#### Data listing
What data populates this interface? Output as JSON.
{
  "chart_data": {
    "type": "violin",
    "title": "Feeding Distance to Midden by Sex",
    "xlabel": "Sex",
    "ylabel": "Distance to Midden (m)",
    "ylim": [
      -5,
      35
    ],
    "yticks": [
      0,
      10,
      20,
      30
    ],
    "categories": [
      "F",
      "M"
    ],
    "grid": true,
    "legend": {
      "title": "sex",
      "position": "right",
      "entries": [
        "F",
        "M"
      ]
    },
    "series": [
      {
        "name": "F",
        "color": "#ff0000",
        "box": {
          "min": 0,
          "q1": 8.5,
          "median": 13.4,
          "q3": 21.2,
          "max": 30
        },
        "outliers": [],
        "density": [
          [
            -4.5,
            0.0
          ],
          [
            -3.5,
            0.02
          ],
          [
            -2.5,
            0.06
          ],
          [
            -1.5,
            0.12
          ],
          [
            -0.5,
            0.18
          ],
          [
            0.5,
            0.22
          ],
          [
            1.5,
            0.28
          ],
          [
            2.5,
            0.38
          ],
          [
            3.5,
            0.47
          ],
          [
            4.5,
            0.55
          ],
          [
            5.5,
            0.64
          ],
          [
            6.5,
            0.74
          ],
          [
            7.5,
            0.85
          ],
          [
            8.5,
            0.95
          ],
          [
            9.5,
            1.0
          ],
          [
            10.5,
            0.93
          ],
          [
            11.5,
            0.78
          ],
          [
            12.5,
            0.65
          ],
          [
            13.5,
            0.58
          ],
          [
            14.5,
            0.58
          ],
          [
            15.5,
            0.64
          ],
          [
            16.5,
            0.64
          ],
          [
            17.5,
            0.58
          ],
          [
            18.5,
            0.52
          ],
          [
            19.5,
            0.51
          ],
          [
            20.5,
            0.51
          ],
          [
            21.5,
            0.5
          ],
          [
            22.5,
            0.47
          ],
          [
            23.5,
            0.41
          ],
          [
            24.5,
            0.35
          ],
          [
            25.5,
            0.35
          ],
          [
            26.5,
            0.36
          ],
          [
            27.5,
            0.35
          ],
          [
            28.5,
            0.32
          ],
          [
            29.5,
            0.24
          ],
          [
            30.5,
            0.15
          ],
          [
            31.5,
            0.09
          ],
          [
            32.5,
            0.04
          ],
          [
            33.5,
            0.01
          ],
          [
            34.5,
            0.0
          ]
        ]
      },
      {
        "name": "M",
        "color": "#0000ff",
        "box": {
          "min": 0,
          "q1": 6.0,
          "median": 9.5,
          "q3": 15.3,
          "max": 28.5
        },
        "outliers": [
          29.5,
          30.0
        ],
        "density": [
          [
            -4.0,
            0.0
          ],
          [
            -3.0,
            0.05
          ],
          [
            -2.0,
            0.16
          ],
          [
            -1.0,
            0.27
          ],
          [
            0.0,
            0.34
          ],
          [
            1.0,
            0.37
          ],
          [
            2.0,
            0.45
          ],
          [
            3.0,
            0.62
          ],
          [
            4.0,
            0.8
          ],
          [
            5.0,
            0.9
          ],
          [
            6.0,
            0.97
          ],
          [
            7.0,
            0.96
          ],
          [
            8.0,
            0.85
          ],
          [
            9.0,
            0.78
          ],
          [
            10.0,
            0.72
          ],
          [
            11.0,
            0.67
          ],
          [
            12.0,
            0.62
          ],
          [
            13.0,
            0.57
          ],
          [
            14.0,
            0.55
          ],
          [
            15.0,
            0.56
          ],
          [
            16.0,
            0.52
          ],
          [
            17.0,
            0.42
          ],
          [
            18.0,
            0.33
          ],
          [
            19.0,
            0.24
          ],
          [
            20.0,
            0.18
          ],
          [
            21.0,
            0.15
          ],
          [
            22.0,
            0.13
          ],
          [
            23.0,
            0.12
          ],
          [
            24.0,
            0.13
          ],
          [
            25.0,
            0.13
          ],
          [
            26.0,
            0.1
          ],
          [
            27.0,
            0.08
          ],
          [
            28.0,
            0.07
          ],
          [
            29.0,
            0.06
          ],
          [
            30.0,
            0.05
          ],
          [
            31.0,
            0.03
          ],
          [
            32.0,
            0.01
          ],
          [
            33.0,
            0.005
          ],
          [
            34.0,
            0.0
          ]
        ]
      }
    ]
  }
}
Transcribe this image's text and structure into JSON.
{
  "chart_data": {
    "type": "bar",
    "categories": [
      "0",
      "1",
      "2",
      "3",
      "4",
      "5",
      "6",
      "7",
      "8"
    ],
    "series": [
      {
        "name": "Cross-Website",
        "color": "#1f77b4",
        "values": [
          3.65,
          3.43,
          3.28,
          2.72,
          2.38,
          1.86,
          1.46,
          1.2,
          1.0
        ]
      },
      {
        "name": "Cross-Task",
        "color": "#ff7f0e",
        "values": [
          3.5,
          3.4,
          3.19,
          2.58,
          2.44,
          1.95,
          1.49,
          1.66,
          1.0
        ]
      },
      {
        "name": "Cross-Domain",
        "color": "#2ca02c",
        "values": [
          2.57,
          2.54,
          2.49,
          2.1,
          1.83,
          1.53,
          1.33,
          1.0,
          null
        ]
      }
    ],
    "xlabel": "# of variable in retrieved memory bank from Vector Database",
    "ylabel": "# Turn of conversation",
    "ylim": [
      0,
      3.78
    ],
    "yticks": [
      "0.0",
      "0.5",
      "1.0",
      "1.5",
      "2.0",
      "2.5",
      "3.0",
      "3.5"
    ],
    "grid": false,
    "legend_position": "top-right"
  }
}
########
• [Task to carry out]: Your task is to quote all of the data word for word.

• [Result of the task]:
What data populates this interface? Output as JSON.
{
  "chart_data": {
    "type": "violin",
    "title": "Feeding Distance to Midden by Sex",
    "xlabel": "Sex",
    "ylabel": "Distance to Midden (m)",
    "ylim": [
      -5,
      35
    ],
    "yticks": [
      0,
      10,
      20,
      30
    ],
    "categories": [
      "F",
      "M"
    ],
    "grid": true,
    "legend": {
      "title": "sex",
      "position": "right",
      "entries": [
        "F",
        "M"
      ]
    },
    "series": [
      {
        "name": "F",
        "color": "#ff0000",
        "box": {
          "min": 0,
          "q1": 8.5,
          "median": 13.4,
          "q3": 21.2,
          "max": 30
        },
        "outliers": [],
        "density": [
          [
            -4.5,
            0.0
          ],
          [
            -3.5,
            0.02
          ],
          [
            -2.5,
            0.06
          ],
          [
            -1.5,
            0.12
          ],
          [
            -0.5,
            0.18
          ],
          [
            0.5,
            0.22
          ],
          [
            1.5,
            0.28
          ],
          [
            2.5,
            0.38
          ],
          [
            3.5,
            0.47
          ],
          [
            4.5,
            0.55
          ],
          [
            5.5,
            0.64
          ],
          [
            6.5,
            0.74
          ],
          [
            7.5,
            0.85
          ],
          [
            8.5,
            0.95
          ],
          [
            9.5,
            1.0
          ],
          [
            10.5,
            0.93
          ],
          [
            11.5,
            0.78
          ],
          [
            12.5,
            0.65
          ],
          [
            13.5,
            0.58
          ],
          [
            14.5,
            0.58
          ],
          [
            15.5,
            0.64
          ],
          [
            16.5,
            0.64
          ],
          [
            17.5,
            0.58
          ],
          [
            18.5,
            0.52
          ],
          [
            19.5,
            0.51
          ],
          [
            20.5,
            0.51
          ],
          [
            21.5,
            0.5
          ],
          [
            22.5,
            0.47
          ],
          [
            23.5,
            0.41
          ],
          [
            24.5,
            0.35
          ],
          [
            25.5,
            0.35
          ],
          [
            26.5,
            0.36
          ],
          [
            27.5,
            0.35
          ],
          [
            28.5,
            0.32
          ],
          [
            29.5,
            0.24
          ],
          [
            30.5,
            0.15
          ],
          [
            31.5,
            0.09
          ],
          [
            32.5,
            0.04
          ],
          [
            33.5,
            0.01
          ],
          [
            34.5,
            0.0
          ]
        ]
      },
      {
        "name": "M",
        "color": "#0000ff",
        "box": {
          "min": 0,
          "q1": 6.0,
          "median": 9.5,
          "q3": 15.3,
          "max": 28.5
        },
        "outliers": [
          29.5,
          30.0
        ],
        "density": [
          [
            -4.0,
            0.0
          ],
          [
            -3.0,
            0.05
          ],
          [
            -2.0,
            0.16
          ],
          [
            -1.0,
            0.27
          ],
          [
            0.0,
            0.34
          ],
          [
            1.0,
            0.37
          ],
          [
            2.0,
            0.45
          ],
          [
            3.0,
            0.62
          ],
          [
            4.0,
            0.8
          ],
          [
            5.0,
            0.9
          ],
          [
            6.0,
            0.97
          ],
          [
            7.0,
            0.96
          ],
          [
            8.0,
            0.85
          ],
          [
            9.0,
            0.78
          ],
          [
            10.0,
            0.72
          ],
          [
            11.0,
            0.67
          ],
          [
            12.0,
            0.62
          ],
          [
            13.0,
            0.57
          ],
          [
            14.0,
            0.55
          ],
          [
            15.0,
            0.56
          ],
          [
            16.0,
            0.52
          ],
          [
            17.0,
            0.42
          ],
          [
            18.0,
            0.33
          ],
          [
            19.0,
            0.24
          ],
          [
            20.0,
            0.18
          ],
          [
            21.0,
            0.15
          ],
          [
            22.0,
            0.13
          ],
          [
            23.0,
            0.12
          ],
          [
            24.0,
            0.13
          ],
          [
            25.0,
            0.13
          ],
          [
            26.0,
            0.1
          ],
          [
            27.0,
            0.08
          ],
          [
            28.0,
            0.07
          ],
          [
            29.0,
            0.06
          ],
          [
            30.0,
            0.05
          ],
          [
            31.0,
            0.03
          ],
          [
            32.0,
            0.01
          ],
          [
            33.0,
            0.005
          ],
          [
            34.0,
            0.0
          ]
        ]
      }
    ]
  }
}
Transcribe this image's text and structure into JSON.
{
  "chart_data": {
    "type": "bar",
    "categories": [
      "0",
      "1",
      "2",
      "3",
      "4",
      "5",
      "6",
      "7",
      "8"
    ],
    "series": [
      {
        "name": "Cross-Website",
        "color": "#1f77b4",
        "values": [
          3.65,
          3.43,
          3.28,
          2.72,
          2.38,
          1.86,
          1.46,
          1.2,
          1.0
        ]
      },
      {
        "name": "Cross-Task",
        "color": "#ff7f0e",
        "values": [
          3.5,
          3.4,
          3.19,
          2.58,
          2.44,
          1.95,
          1.49,
          1.66,
          1.0
        ]
      },
      {
        "name": "Cross-Domain",
        "color": "#2ca02c",
        "values": [
          2.57,
          2.54,
          2.49,
          2.1,
          1.83,
          1.53,
          1.33,
          1.0,
          null
        ]
      }
    ],
    "xlabel": "# of variable in retrieved memory bank from Vector Database",
    "ylabel": "# Turn of conversation",
    "ylim": [
      0,
      3.78
    ],
    "yticks": [
      "0.0",
      "0.5",
      "1.0",
      "1.5",
      "2.0",
      "2.5",
      "3.0",
      "3.5"
    ],
    "grid": false,
    "legend_position": "top-right"
  }
}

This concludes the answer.